— BEGIN DATASET RECORDS —

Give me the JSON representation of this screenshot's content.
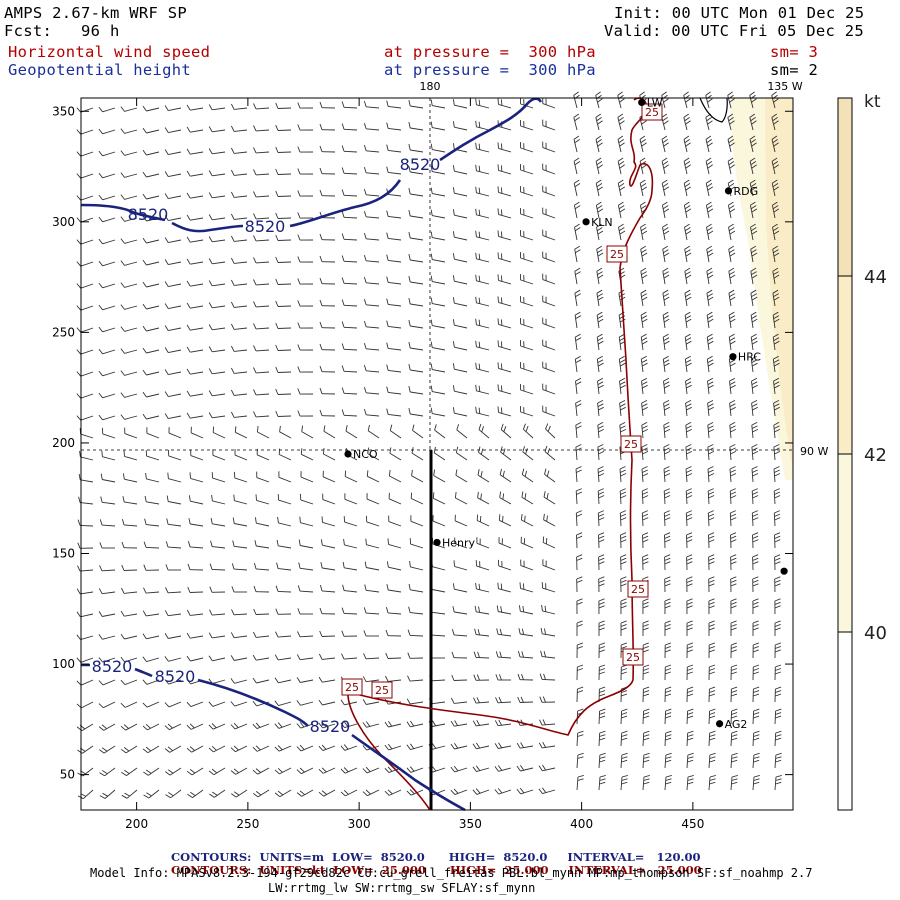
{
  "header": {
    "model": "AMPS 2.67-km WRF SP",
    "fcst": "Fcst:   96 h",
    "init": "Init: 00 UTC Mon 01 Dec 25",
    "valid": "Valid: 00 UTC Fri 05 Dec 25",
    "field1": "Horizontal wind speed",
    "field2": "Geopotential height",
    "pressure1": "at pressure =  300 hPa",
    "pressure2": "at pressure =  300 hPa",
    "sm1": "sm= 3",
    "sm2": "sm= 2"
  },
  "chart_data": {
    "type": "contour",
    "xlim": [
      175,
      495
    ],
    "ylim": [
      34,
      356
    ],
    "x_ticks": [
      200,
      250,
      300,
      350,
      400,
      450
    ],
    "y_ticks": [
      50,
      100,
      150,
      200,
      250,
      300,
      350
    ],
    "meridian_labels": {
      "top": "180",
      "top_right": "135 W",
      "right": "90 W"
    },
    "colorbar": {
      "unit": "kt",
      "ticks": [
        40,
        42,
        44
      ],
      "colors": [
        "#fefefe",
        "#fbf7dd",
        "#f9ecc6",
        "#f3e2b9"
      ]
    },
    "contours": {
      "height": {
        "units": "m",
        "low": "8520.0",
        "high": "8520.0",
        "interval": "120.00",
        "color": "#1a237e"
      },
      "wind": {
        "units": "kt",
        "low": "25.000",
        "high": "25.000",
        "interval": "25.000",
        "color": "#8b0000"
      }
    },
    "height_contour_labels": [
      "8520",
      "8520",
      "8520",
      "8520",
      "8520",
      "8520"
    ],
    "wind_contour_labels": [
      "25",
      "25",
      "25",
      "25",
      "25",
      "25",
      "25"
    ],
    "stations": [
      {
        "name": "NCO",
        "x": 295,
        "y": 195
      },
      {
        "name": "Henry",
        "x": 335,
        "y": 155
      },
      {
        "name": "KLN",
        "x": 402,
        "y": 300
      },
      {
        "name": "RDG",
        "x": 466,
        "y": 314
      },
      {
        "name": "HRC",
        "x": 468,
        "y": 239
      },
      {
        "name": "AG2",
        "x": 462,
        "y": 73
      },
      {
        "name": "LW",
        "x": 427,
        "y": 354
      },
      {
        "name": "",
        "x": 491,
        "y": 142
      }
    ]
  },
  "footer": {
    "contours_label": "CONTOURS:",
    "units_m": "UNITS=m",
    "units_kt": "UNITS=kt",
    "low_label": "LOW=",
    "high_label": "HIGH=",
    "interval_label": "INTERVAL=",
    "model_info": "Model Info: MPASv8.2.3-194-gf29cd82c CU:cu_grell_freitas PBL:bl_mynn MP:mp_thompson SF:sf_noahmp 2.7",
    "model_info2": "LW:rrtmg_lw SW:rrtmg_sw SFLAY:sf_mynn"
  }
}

— END DATASET RECORDS —

INSTRUCTION
Pictures in the records above are not copied; print everything else exactly.

TASK OUTPUT
Give me the JSON representation of this screenshot's content.
{
  "header": {
    "model": "AMPS 2.67-km WRF SP",
    "fcst": "Fcst:   96 h",
    "init": "Init: 00 UTC Mon 01 Dec 25",
    "valid": "Valid: 00 UTC Fri 05 Dec 25",
    "field1": "Horizontal wind speed",
    "field2": "Geopotential height",
    "pressure1": "at pressure =  300 hPa",
    "pressure2": "at pressure =  300 hPa",
    "sm1": "sm= 3",
    "sm2": "sm= 2"
  },
  "chart_data": {
    "type": "contour",
    "xlim": [
      175,
      495
    ],
    "ylim": [
      34,
      356
    ],
    "x_ticks": [
      200,
      250,
      300,
      350,
      400,
      450
    ],
    "y_ticks": [
      50,
      100,
      150,
      200,
      250,
      300,
      350
    ],
    "meridian_labels": {
      "top": "180",
      "top_right": "135 W",
      "right": "90 W"
    },
    "colorbar": {
      "unit": "kt",
      "ticks": [
        40,
        42,
        44
      ],
      "colors": [
        "#fefefe",
        "#fbf7dd",
        "#f9ecc6",
        "#f3e2b9"
      ]
    },
    "contours": {
      "height": {
        "units": "m",
        "low": "8520.0",
        "high": "8520.0",
        "interval": "120.00",
        "color": "#1a237e"
      },
      "wind": {
        "units": "kt",
        "low": "25.000",
        "high": "25.000",
        "interval": "25.000",
        "color": "#8b0000"
      }
    },
    "height_contour_labels": [
      "8520",
      "8520",
      "8520",
      "8520",
      "8520",
      "8520"
    ],
    "wind_contour_labels": [
      "25",
      "25",
      "25",
      "25",
      "25",
      "25",
      "25"
    ],
    "stations": [
      {
        "name": "NCO",
        "x": 295,
        "y": 195
      },
      {
        "name": "Henry",
        "x": 335,
        "y": 155
      },
      {
        "name": "KLN",
        "x": 402,
        "y": 300
      },
      {
        "name": "RDG",
        "x": 466,
        "y": 314
      },
      {
        "name": "HRC",
        "x": 468,
        "y": 239
      },
      {
        "name": "AG2",
        "x": 462,
        "y": 73
      },
      {
        "name": "LW",
        "x": 427,
        "y": 354
      },
      {
        "name": "",
        "x": 491,
        "y": 142
      }
    ]
  },
  "footer": {
    "contours_label": "CONTOURS:",
    "units_m": "UNITS=m",
    "units_kt": "UNITS=kt",
    "low_label": "LOW=",
    "high_label": "HIGH=",
    "interval_label": "INTERVAL=",
    "model_info": "Model Info: MPASv8.2.3-194-gf29cd82c CU:cu_grell_freitas PBL:bl_mynn MP:mp_thompson SF:sf_noahmp 2.7",
    "model_info2": "LW:rrtmg_lw SW:rrtmg_sw SFLAY:sf_mynn"
  }
}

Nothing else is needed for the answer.